» Description of the task
All of the records listed below should be retyped exactly.

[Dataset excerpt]
========================================================================

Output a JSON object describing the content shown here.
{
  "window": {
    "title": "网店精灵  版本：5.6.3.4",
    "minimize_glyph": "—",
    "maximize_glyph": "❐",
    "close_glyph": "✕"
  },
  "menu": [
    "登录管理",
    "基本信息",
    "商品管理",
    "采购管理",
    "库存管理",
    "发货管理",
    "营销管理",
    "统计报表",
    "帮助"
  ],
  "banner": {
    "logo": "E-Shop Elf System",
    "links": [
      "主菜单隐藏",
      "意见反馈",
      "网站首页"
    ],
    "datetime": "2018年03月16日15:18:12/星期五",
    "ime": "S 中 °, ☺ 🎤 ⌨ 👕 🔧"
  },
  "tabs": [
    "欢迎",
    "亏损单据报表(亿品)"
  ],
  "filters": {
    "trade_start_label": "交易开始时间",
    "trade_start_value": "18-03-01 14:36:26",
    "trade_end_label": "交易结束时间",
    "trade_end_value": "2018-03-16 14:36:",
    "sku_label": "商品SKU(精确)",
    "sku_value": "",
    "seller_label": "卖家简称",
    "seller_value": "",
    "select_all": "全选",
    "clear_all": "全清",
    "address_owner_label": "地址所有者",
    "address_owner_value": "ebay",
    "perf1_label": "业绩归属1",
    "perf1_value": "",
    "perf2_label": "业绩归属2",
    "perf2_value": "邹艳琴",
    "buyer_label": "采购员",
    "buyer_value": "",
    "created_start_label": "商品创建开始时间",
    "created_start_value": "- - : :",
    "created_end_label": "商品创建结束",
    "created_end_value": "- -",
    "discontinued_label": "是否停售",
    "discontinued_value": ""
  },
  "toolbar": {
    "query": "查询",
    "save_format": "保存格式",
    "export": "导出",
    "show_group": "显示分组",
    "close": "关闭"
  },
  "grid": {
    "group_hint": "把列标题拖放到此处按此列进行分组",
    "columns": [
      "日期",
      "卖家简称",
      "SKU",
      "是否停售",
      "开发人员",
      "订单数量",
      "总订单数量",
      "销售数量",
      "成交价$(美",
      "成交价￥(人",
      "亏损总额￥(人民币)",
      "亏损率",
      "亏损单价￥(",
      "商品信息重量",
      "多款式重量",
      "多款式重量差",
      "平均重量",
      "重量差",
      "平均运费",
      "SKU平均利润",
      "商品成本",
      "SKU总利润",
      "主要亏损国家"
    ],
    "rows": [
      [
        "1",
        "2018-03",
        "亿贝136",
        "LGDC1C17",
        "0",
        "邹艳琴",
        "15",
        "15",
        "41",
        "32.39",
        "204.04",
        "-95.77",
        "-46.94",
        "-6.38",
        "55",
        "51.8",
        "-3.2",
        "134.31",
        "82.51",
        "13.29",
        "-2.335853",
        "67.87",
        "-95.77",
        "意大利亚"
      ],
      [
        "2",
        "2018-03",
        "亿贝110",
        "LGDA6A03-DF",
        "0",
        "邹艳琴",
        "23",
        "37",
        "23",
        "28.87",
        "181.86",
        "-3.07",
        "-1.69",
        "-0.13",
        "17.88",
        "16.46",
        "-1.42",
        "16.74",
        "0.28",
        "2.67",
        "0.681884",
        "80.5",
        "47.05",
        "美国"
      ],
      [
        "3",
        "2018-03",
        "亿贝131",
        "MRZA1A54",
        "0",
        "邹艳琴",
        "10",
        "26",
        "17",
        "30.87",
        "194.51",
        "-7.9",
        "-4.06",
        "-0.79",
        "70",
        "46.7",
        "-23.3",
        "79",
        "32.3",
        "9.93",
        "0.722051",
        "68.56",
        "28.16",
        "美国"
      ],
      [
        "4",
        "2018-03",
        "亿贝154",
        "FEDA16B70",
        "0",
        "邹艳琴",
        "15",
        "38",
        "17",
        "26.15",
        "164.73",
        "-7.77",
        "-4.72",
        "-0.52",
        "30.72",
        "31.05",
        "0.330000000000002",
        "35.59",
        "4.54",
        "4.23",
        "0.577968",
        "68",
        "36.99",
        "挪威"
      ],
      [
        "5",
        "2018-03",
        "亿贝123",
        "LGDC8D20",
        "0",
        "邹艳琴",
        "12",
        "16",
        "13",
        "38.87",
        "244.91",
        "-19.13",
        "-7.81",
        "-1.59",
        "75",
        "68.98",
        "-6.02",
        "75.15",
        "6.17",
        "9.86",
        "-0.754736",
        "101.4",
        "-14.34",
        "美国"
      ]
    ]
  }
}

========================================================================

» Solved problem
Output a JSON object describing the content shown here.
{
  "window": {
    "title": "网店精灵  版本：5.6.3.4",
    "minimize_glyph": "—",
    "maximize_glyph": "❐",
    "close_glyph": "✕"
  },
  "menu": [
    "登录管理",
    "基本信息",
    "商品管理",
    "采购管理",
    "库存管理",
    "发货管理",
    "营销管理",
    "统计报表",
    "帮助"
  ],
  "banner": {
    "logo": "E-Shop Elf System",
    "links": [
      "主菜单隐藏",
      "意见反馈",
      "网站首页"
    ],
    "datetime": "2018年03月16日15:18:12/星期五",
    "ime": "S 中 °, ☺ 🎤 ⌨ 👕 🔧"
  },
  "tabs": [
    "欢迎",
    "亏损单据报表(亿品)"
  ],
  "filters": {
    "trade_start_label": "交易开始时间",
    "trade_start_value": "18-03-01 14:36:26",
    "trade_end_label": "交易结束时间",
    "trade_end_value": "2018-03-16 14:36:",
    "sku_label": "商品SKU(精确)",
    "sku_value": "",
    "seller_label": "卖家简称",
    "seller_value": "",
    "select_all": "全选",
    "clear_all": "全清",
    "address_owner_label": "地址所有者",
    "address_owner_value": "ebay",
    "perf1_label": "业绩归属1",
    "perf1_value": "",
    "perf2_label": "业绩归属2",
    "perf2_value": "邹艳琴",
    "buyer_label": "采购员",
    "buyer_value": "",
    "created_start_label": "商品创建开始时间",
    "created_start_value": "- - : :",
    "created_end_label": "商品创建结束",
    "created_end_value": "- -",
    "discontinued_label": "是否停售",
    "discontinued_value": ""
  },
  "toolbar": {
    "query": "查询",
    "save_format": "保存格式",
    "export": "导出",
    "show_group": "显示分组",
    "close": "关闭"
  },
  "grid": {
    "group_hint": "把列标题拖放到此处按此列进行分组",
    "columns": [
      "日期",
      "卖家简称",
      "SKU",
      "是否停售",
      "开发人员",
      "订单数量",
      "总订单数量",
      "销售数量",
      "成交价$(美",
      "成交价￥(人",
      "亏损总额￥(人民币)",
      "亏损率",
      "亏损单价￥(",
      "商品信息重量",
      "多款式重量",
      "多款式重量差",
      "平均重量",
      "重量差",
      "平均运费",
      "SKU平均利润",
      "商品成本",
      "SKU总利润",
      "主要亏损国家"
    ],
    "rows": [
      [
        "1",
        "2018-03",
        "亿贝136",
        "LGDC1C17",
        "0",
        "邹艳琴",
        "15",
        "15",
        "41",
        "32.39",
        "204.04",
        "-95.77",
        "-46.94",
        "-6.38",
        "55",
        "51.8",
        "-3.2",
        "134.31",
        "82.51",
        "13.29",
        "-2.335853",
        "67.87",
        "-95.77",
        "意大利亚"
      ],
      [
        "2",
        "2018-03",
        "亿贝110",
        "LGDA6A03-DF",
        "0",
        "邹艳琴",
        "23",
        "37",
        "23",
        "28.87",
        "181.86",
        "-3.07",
        "-1.69",
        "-0.13",
        "17.88",
        "16.46",
        "-1.42",
        "16.74",
        "0.28",
        "2.67",
        "0.681884",
        "80.5",
        "47.05",
        "美国"
      ],
      [
        "3",
        "2018-03",
        "亿贝131",
        "MRZA1A54",
        "0",
        "邹艳琴",
        "10",
        "26",
        "17",
        "30.87",
        "194.51",
        "-7.9",
        "-4.06",
        "-0.79",
        "70",
        "46.7",
        "-23.3",
        "79",
        "32.3",
        "9.93",
        "0.722051",
        "68.56",
        "28.16",
        "美国"
      ],
      [
        "4",
        "2018-03",
        "亿贝154",
        "FEDA16B70",
        "0",
        "邹艳琴",
        "15",
        "38",
        "17",
        "26.15",
        "164.73",
        "-7.77",
        "-4.72",
        "-0.52",
        "30.72",
        "31.05",
        "0.330000000000002",
        "35.59",
        "4.54",
        "4.23",
        "0.577968",
        "68",
        "36.99",
        "挪威"
      ],
      [
        "5",
        "2018-03",
        "亿贝123",
        "LGDC8D20",
        "0",
        "邹艳琴",
        "12",
        "16",
        "13",
        "38.87",
        "244.91",
        "-19.13",
        "-7.81",
        "-1.59",
        "75",
        "68.98",
        "-6.02",
        "75.15",
        "6.17",
        "9.86",
        "-0.754736",
        "101.4",
        "-14.34",
        "美国"
      ]
    ]
  }
}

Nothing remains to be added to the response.